PROVIDED RECORDS.
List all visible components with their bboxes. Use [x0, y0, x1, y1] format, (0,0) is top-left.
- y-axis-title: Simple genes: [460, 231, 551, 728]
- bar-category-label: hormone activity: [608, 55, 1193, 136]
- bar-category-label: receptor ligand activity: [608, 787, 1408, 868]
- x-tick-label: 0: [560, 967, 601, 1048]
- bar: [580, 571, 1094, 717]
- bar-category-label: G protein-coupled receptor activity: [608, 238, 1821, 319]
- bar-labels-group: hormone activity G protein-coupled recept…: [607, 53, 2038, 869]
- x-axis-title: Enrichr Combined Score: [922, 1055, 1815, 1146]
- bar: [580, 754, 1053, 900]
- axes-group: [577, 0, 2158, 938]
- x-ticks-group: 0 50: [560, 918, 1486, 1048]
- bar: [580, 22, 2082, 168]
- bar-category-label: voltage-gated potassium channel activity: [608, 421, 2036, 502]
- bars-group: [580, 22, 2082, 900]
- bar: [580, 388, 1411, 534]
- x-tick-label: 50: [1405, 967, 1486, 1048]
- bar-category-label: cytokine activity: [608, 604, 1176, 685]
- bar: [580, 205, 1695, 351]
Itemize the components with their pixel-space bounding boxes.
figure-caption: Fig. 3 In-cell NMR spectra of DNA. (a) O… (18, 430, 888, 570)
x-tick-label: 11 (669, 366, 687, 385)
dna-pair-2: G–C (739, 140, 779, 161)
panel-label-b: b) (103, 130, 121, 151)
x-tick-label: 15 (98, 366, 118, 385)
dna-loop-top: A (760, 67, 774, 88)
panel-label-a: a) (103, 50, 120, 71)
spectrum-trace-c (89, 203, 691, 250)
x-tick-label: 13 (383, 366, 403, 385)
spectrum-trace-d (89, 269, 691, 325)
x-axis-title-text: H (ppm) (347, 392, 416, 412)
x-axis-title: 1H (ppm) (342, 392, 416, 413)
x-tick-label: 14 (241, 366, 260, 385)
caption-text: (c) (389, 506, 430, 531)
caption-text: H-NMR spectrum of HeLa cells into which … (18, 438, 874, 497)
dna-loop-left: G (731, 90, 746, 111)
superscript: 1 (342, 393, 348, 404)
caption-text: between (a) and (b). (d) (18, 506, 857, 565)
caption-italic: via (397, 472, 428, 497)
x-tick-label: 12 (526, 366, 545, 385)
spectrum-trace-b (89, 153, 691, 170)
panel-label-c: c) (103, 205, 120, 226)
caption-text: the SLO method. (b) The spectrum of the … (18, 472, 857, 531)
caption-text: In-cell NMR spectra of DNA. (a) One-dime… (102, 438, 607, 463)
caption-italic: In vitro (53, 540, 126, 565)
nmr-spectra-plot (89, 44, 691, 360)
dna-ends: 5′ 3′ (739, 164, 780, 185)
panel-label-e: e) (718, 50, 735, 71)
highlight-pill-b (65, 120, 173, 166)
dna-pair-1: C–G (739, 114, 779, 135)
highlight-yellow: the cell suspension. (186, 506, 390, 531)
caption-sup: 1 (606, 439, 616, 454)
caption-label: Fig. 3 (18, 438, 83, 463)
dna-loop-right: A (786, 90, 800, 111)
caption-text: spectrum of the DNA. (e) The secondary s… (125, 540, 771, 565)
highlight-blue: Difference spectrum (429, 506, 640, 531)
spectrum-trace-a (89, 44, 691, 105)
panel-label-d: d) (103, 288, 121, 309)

ASSIGNED TASK. A complete, exact transcription of the data above is the required answer.

RESULT.
List all visible components with their bboxes. Use [x0, y0, x1, y1] format, (0,0) is top-left.
- y-axis-title: Simple genes: [460, 231, 551, 728]
- bar-category-label: hormone activity: [608, 55, 1193, 136]
- bar-category-label: receptor ligand activity: [608, 787, 1408, 868]
- x-tick-label: 0: [560, 967, 601, 1048]
- bar: [580, 571, 1094, 717]
- bar-category-label: G protein-coupled receptor activity: [608, 238, 1821, 319]
- bar-labels-group: hormone activity G protein-coupled recept…: [607, 53, 2038, 869]
- x-axis-title: Enrichr Combined Score: [922, 1055, 1815, 1146]
- bar: [580, 754, 1053, 900]
- axes-group: [577, 0, 2158, 938]
- x-ticks-group: 0 50: [560, 918, 1486, 1048]
- bar: [580, 22, 2082, 168]
- bar-category-label: voltage-gated potassium channel activity: [608, 421, 2036, 502]
- bars-group: [580, 22, 2082, 900]
- bar: [580, 388, 1411, 534]
- x-tick-label: 50: [1405, 967, 1486, 1048]
- bar-category-label: cytokine activity: [608, 604, 1176, 685]
- bar: [580, 205, 1695, 351]
Itemize the components with their pixel-space bounding boxes.
figure-caption: Fig. 3 In-cell NMR spectra of DNA. (a) O… (18, 430, 888, 570)
x-tick-label: 11 (669, 366, 687, 385)
dna-pair-2: G–C (739, 140, 779, 161)
panel-label-b: b) (103, 130, 121, 151)
x-tick-label: 15 (98, 366, 118, 385)
dna-loop-top: A (760, 67, 774, 88)
panel-label-a: a) (103, 50, 120, 71)
spectrum-trace-c (89, 203, 691, 250)
x-tick-label: 13 (383, 366, 403, 385)
spectrum-trace-d (89, 269, 691, 325)
x-axis-title-text: H (ppm) (347, 392, 416, 412)
x-axis-title: 1H (ppm) (342, 392, 416, 413)
x-tick-label: 14 (241, 366, 260, 385)
caption-text: (c) (389, 506, 430, 531)
caption-text: H-NMR spectrum of HeLa cells into which … (18, 438, 874, 497)
dna-loop-left: G (731, 90, 746, 111)
superscript: 1 (342, 393, 348, 404)
caption-text: between (a) and (b). (d) (18, 506, 857, 565)
caption-italic: via (397, 472, 428, 497)
x-tick-label: 12 (526, 366, 545, 385)
spectrum-trace-b (89, 153, 691, 170)
panel-label-c: c) (103, 205, 120, 226)
caption-text: the SLO method. (b) The spectrum of the … (18, 472, 857, 531)
caption-text: In-cell NMR spectra of DNA. (a) One-dime… (102, 438, 607, 463)
caption-italic: In vitro (53, 540, 126, 565)
nmr-spectra-plot (89, 44, 691, 360)
dna-ends: 5′ 3′ (739, 164, 780, 185)
panel-label-e: e) (718, 50, 735, 71)
highlight-pill-b (65, 120, 173, 166)
dna-pair-1: C–G (739, 114, 779, 135)
highlight-yellow: the cell suspension. (186, 506, 390, 531)
caption-sup: 1 (606, 439, 616, 454)
caption-label: Fig. 3 (18, 438, 83, 463)
dna-loop-right: A (786, 90, 800, 111)
caption-text: spectrum of the DNA. (e) The secondary s… (125, 540, 771, 565)
highlight-blue: Difference spectrum (429, 506, 640, 531)
spectrum-trace-a (89, 44, 691, 105)
panel-label-d: d) (103, 288, 121, 309)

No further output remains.